Die Firma ist sein Leben

Dr. Wolfgang Porsche ist das Gesicht der Marke und ihr wichtigster Botschafter. Als Vorsitzender des Aufsichtsrats wacht er über die Porsche AG sowie den gesamten Konzern. Am 10. Mai feiert er seinen 75. Geburtstag.

Das Schüttgut im österreichischen Zell am See: Ferdinand Porsche hatte den mehr als 600 Jahre alten Gutshof auf einer Alm 1941 gekauft, als Refugium für seine Familie und sich – und damit Österreich immer in Reichweite blieb, als er längst neue Wurzeln in Stuttgart geschlagen hatte. Sohn Ferry, Gründer des heutigen Unternehmens und Vater von Wolfgang Porsche, hatte das Gehöft bereits in den 1930er-Jahren bei einer Fahrt ins Gebirge entdeckt. Die Gegend um den Großglockner, Österreichs höchstem Berg, ist ein ideales Gelände für Entdeckungstouren und Versuchsfahrten. Ab 1943 wurde das Schüttgut für die gesamte Familie immer mehr zum Rückzugsort. Elf Kinder, darunter Wolfgang Porsche, genossen die Idylle mit stillem See und imposanten Bergketten fernab des Krieges.

Ferdinand Porsche war ein genialer Konstrukteur und Techniker. Wolfgang, sein jüngster Enkel, bekam den Großvater jedoch kaum zu Gesicht. Nach Ferdinand Porsches Entlassung aus französischer Haft war er gesundheitlich angeschlagen, dennoch rastlos. Aus Sicht des Kindes fuhr er unentwegt ab oder kam gerade von irgendwoher an. Doch wenn er einmal blieb, war er für ihn der nachsichtige, gütige Opa, der mit ihm unter anderem öfter ins Kino ging. Wolfgang durfte dann neben seinem Großvater sitzen – und hatte seine diebische Freude daran, ihn nach der Filmvorführung um seine Eindrücke zu bitten, wohl wissend, dass sein Opa während der Vorstellung sanft eingenickt war.

Wolfgang Porsche (ganz vorne) 1950 im Alter von sieben Jahren vor einem Porsche 356 Coupé mit Vater Ferry und den Brüdern Hans-Peter (links), Gerhard (rechts) und Ferdinand Alexander (mit Sonnenbrille).
● ● ● ● ● ● ●
ARBEITSANWEISUNG: Entscheiden Sie, ob die folgenden Aussagen mit dem Text über Wolfgang Porsche oben übereinstimmen, und belegen Sie jede Antwort mit einem wörtlichen Zitat: (a) Ferdinand Porsche kaufte das Schüttgut im Jahr 1941. (b) Wolfgang Porsche war der älteste Enkel von Ferdinand Porsche. (c) Am 10. Mai feiert Wolfgang Porsche seinen 70. Geburtstag.

DATENAUFLISTUNG:
● ● ● ● ● ● ●
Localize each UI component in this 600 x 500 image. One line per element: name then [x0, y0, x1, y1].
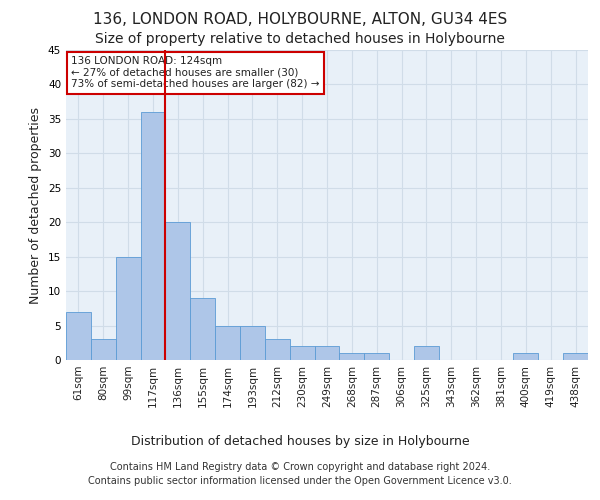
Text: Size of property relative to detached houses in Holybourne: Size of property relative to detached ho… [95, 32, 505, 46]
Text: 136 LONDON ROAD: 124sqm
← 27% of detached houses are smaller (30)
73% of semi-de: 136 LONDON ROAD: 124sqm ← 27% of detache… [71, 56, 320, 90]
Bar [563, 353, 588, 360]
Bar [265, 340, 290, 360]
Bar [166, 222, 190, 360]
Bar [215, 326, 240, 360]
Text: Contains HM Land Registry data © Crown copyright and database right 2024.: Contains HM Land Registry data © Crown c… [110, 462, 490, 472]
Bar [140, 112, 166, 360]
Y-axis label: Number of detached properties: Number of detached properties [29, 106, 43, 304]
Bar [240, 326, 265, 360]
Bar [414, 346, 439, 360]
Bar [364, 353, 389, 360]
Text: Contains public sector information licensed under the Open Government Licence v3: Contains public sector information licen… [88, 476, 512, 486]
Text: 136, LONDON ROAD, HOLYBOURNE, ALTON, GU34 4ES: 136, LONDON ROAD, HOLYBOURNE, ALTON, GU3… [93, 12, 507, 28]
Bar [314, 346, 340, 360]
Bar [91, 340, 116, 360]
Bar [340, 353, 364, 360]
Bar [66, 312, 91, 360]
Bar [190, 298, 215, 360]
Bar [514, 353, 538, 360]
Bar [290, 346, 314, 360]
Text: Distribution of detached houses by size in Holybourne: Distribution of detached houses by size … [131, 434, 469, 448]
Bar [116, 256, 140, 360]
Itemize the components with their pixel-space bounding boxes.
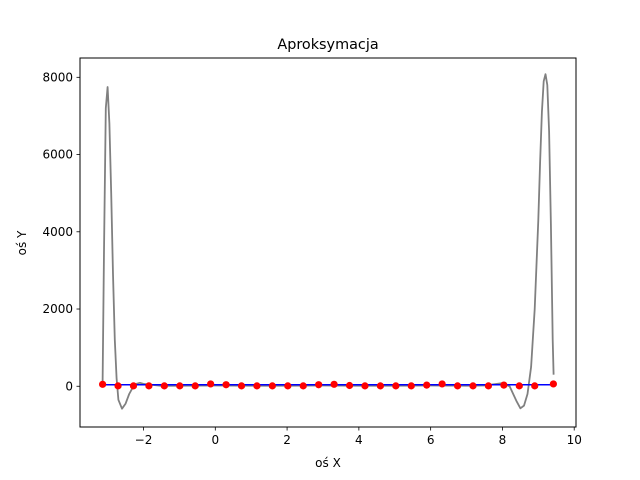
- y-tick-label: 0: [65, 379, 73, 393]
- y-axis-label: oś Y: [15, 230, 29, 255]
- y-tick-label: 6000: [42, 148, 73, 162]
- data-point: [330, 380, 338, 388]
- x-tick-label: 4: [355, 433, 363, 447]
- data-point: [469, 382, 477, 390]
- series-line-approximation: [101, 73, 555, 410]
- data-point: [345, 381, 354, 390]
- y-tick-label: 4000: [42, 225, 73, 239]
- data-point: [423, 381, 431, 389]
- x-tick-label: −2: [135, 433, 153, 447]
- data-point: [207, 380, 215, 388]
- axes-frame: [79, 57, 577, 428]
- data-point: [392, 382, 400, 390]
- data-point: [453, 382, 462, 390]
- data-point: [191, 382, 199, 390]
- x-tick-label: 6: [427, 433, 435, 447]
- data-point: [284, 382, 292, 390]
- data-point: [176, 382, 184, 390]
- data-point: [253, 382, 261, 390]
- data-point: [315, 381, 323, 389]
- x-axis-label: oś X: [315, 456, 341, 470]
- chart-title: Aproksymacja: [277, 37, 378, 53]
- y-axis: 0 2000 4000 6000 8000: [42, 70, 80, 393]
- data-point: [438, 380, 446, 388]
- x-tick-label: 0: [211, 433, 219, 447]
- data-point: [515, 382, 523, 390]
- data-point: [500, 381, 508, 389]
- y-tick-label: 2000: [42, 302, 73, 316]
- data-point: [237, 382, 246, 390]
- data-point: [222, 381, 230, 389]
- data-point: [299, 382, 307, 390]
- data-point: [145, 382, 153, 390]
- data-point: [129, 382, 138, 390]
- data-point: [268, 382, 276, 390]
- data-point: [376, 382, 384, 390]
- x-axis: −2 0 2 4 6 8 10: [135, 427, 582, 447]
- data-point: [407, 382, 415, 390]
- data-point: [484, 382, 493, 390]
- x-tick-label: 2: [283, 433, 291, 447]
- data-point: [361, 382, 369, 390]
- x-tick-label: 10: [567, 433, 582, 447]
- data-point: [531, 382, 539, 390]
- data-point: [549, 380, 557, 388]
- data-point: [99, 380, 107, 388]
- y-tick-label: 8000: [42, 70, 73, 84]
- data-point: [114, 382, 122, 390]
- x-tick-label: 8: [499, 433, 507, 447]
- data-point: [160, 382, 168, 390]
● ● ● ● ● ● ●
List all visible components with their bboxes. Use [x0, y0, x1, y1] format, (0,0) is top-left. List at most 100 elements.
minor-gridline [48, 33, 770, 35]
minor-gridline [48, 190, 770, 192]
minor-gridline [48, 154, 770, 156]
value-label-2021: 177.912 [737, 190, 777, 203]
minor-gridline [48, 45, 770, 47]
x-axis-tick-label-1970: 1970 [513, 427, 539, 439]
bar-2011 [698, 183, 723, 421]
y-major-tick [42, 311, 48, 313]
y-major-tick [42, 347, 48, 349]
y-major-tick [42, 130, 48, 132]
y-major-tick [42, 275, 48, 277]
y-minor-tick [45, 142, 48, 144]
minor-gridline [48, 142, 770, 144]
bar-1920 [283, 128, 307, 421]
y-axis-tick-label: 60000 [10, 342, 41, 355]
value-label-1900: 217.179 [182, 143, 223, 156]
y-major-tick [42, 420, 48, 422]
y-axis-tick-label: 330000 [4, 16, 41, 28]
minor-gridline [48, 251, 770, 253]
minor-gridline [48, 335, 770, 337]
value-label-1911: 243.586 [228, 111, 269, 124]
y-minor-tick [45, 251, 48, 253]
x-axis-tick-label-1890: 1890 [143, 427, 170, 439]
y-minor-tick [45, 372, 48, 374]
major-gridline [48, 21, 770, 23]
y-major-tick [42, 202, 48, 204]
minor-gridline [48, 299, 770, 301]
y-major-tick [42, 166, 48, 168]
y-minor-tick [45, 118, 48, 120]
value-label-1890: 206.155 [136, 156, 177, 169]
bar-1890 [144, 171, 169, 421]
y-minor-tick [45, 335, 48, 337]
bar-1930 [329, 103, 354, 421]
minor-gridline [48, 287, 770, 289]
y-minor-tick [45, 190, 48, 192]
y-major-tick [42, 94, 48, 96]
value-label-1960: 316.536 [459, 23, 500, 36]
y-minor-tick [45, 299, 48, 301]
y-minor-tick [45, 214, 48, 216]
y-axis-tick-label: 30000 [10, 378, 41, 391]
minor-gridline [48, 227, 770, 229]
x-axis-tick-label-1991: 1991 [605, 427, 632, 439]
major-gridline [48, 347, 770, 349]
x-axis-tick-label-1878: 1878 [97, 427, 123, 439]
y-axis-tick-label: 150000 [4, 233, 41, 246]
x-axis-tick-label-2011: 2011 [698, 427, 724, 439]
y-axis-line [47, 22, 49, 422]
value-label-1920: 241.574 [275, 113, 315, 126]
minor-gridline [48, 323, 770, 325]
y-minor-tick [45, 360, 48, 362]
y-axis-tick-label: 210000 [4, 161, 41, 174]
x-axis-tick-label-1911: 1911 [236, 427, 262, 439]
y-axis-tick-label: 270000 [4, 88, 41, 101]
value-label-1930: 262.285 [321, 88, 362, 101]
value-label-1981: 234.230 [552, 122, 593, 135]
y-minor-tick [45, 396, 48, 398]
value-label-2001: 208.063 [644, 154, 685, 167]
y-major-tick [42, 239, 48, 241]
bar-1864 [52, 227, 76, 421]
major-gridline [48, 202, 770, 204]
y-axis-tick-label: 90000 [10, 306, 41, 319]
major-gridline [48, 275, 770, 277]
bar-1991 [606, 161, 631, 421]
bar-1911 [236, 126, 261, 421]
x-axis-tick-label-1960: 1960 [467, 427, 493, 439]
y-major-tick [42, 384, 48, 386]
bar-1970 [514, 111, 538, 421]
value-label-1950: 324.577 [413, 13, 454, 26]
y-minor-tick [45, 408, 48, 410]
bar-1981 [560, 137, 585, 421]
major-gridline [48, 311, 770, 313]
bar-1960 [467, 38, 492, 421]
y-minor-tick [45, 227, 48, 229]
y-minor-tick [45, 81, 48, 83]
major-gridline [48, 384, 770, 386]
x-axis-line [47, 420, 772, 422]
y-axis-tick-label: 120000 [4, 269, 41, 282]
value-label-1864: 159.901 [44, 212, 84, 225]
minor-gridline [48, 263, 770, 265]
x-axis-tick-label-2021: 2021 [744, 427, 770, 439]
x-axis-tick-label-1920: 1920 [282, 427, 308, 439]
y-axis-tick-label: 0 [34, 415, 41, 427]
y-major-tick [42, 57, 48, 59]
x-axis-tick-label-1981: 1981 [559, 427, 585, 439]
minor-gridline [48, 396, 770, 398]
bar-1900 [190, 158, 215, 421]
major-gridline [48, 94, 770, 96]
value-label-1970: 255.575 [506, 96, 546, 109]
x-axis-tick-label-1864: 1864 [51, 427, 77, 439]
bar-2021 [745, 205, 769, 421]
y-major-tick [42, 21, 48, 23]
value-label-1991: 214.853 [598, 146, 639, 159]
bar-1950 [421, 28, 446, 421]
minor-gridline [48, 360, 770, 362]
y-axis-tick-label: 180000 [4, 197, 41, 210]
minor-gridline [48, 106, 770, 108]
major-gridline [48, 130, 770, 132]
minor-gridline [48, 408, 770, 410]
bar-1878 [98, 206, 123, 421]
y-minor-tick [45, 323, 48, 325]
● ● ● ● ● ● ●
LÖSUNG:
(a) Ja: „Ferdinand Porsche hatte den mehr als 600 Jahre alten Gutshof auf einer Alm 1941 gekauft“
(b) Nein: „Wolfgang, sein jüngster Enkel“
(c) Nein: „Am 10. Mai feiert er seinen 75. Geburtstag.“